*EXERCISE BRIEF*:
Wherever the string "根据上述定义" occurs in a line of these records, report that line.

*GIVEN ENTRIES*:
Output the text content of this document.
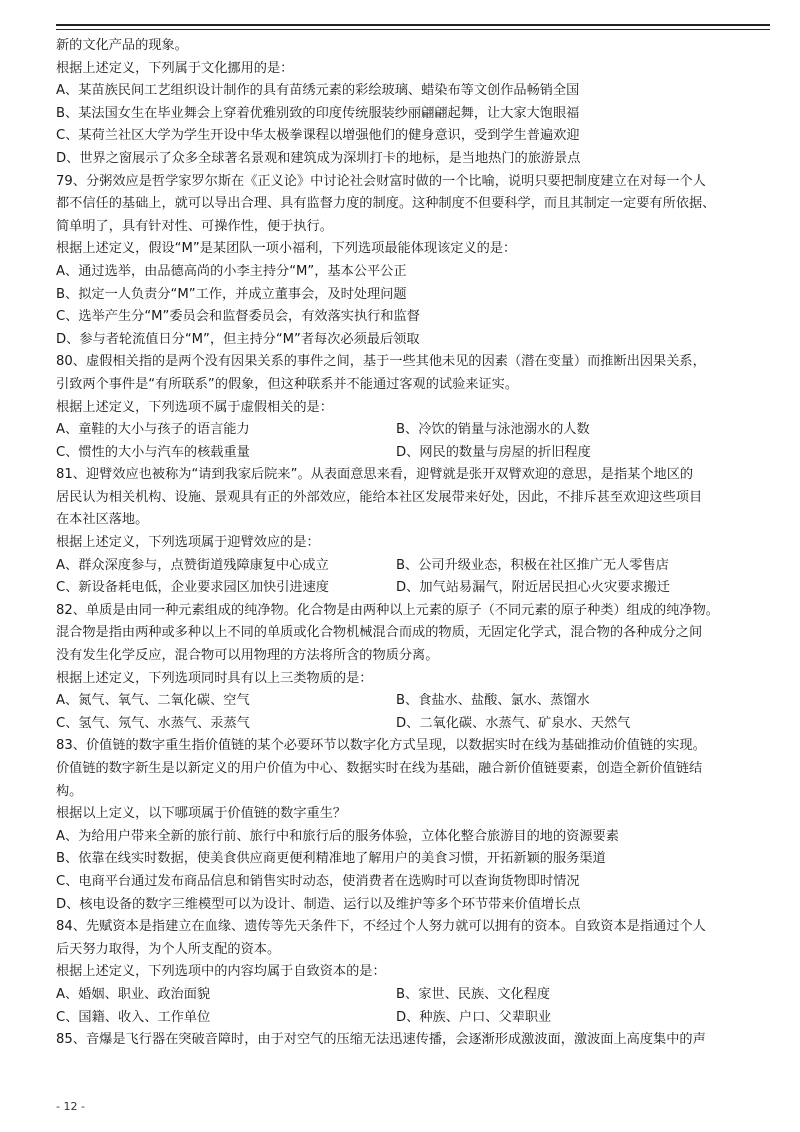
新的文化产品的现象。
根据上述定义，下列属于文化挪用的是：
A、某苗族民间工艺组织设计制作的具有苗绣元素的彩绘玻璃、蜡染布等文创作品畅销全国
B、某法国女生在毕业舞会上穿着优雅别致的印度传统服装纱丽翩翩起舞，让大家大饱眼福
C、某荷兰社区大学为学生开设中华太极拳课程以增强他们的健身意识，受到学生普遍欢迎
D、世界之窗展示了众多全球著名景观和建筑成为深圳打卡的地标，是当地热门的旅游景点
79、分粥效应是哲学家罗尔斯在《正义论》中讨论社会财富时做的一个比喻，说明只要把制度建立在对每一个人
都不信任的基础上，就可以导出合理、具有监督力度的制度。这种制度不但要科学，而且其制定一定要有所依据、
简单明了，具有针对性、可操作性，便于执行。
根据上述定义，假设“M”是某团队一项小福利，下列选项最能体现该定义的是：
A、通过选举，由品德高尚的小李主持分“M”，基本公平公正
B、拟定一人负责分“M”工作，并成立董事会，及时处理问题
C、选举产生分“M”委员会和监督委员会，有效落实执行和监督
D、参与者轮流值日分“M”，但主持分“M”者每次必须最后领取
80、虚假相关指的是两个没有因果关系的事件之间，基于一些其他未见的因素（潜在变量）而推断出因果关系，
引致两个事件是“有所联系”的假象，但这种联系并不能通过客观的试验来证实。
根据上述定义，下列选项不属于虚假相关的是：
A、童鞋的大小与孩子的语言能力	B、冷饮的销量与泳池溺水的人数
C、惯性的大小与汽车的核载重量	D、网民的数量与房屋的折旧程度
81、迎臂效应也被称为“请到我家后院来”。从表面意思来看，迎臂就是张开双臂欢迎的意思，是指某个地区的
居民认为相关机构、设施、景观具有正的外部效应，能给本社区发展带来好处，因此，不排斥甚至欢迎这些项目
在本社区落地。
根据上述定义，下列选项属于迎臂效应的是：
A、群众深度参与，点赞街道残障康复中心成立	B、公司升级业态，积极在社区推广无人零售店
C、新设备耗电低，企业要求园区加快引进速度	D、加气站易漏气，附近居民担心火灾要求搬迁
82、单质是由同一种元素组成的纯净物。化合物是由两种以上元素的原子（不同元素的原子种类）组成的纯净物。
混合物是指由两种或多种以上不同的单质或化合物机械混合而成的物质，无固定化学式，混合物的各种成分之间
没有发生化学反应，混合物可以用物理的方法将所含的物质分离。
根据上述定义，下列选项同时具有以上三类物质的是：
A、氮气、氧气、二氧化碳、空气	B、食盐水、盐酸、氯水、蒸馏水
C、氢气、氖气、水蒸气、汞蒸气	D、二氧化碳、水蒸气、矿泉水、天然气
83、价值链的数字重生指价值链的某个必要环节以数字化方式呈现，以数据实时在线为基础推动价值链的实现。
价值链的数字新生是以新定义的用户价值为中心、数据实时在线为基础，融合新价值链要素，创造全新价值链结
构。
根据以上定义，以下哪项属于价值链的数字重生？
A、为给用户带来全新的旅行前、旅行中和旅行后的服务体验，立体化整合旅游目的地的资源要素
B、依靠在线实时数据，使美食供应商更便利精准地了解用户的美食习惯，开拓新颖的服务渠道
C、电商平台通过发布商品信息和销售实时动态，使消费者在选购时可以查询货物即时情况
D、核电设备的数字三维模型可以为设计、制造、运行以及维护等多个环节带来价值增长点
84、先赋资本是指建立在血缘、遗传等先天条件下，不经过个人努力就可以拥有的资本。自致资本是指通过个人
后天努力取得，为个人所支配的资本。
根据上述定义，下列选项中的内容均属于自致资本的是：
A、婚姻、职业、政治面貌	B、家世、民族、文化程度
C、国籍、收入、工作单位	D、种族、户口、父辈职业
85、音爆是飞行器在突破音障时，由于对空气的压缩无法迅速传播，会逐渐形成激波面，激波面上高度集中的声
- 12 -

*FINAL RESULT*:
根据上述定义，下列属于文化挪用的是：
根据上述定义，假设“M”是某团队一项小福利，下列选项最能体现该定义的是：
根据上述定义，下列选项不属于虚假相关的是：
根据上述定义，下列选项属于迎臂效应的是：
根据上述定义，下列选项同时具有以上三类物质的是：
根据上述定义，下列选项中的内容均属于自致资本的是：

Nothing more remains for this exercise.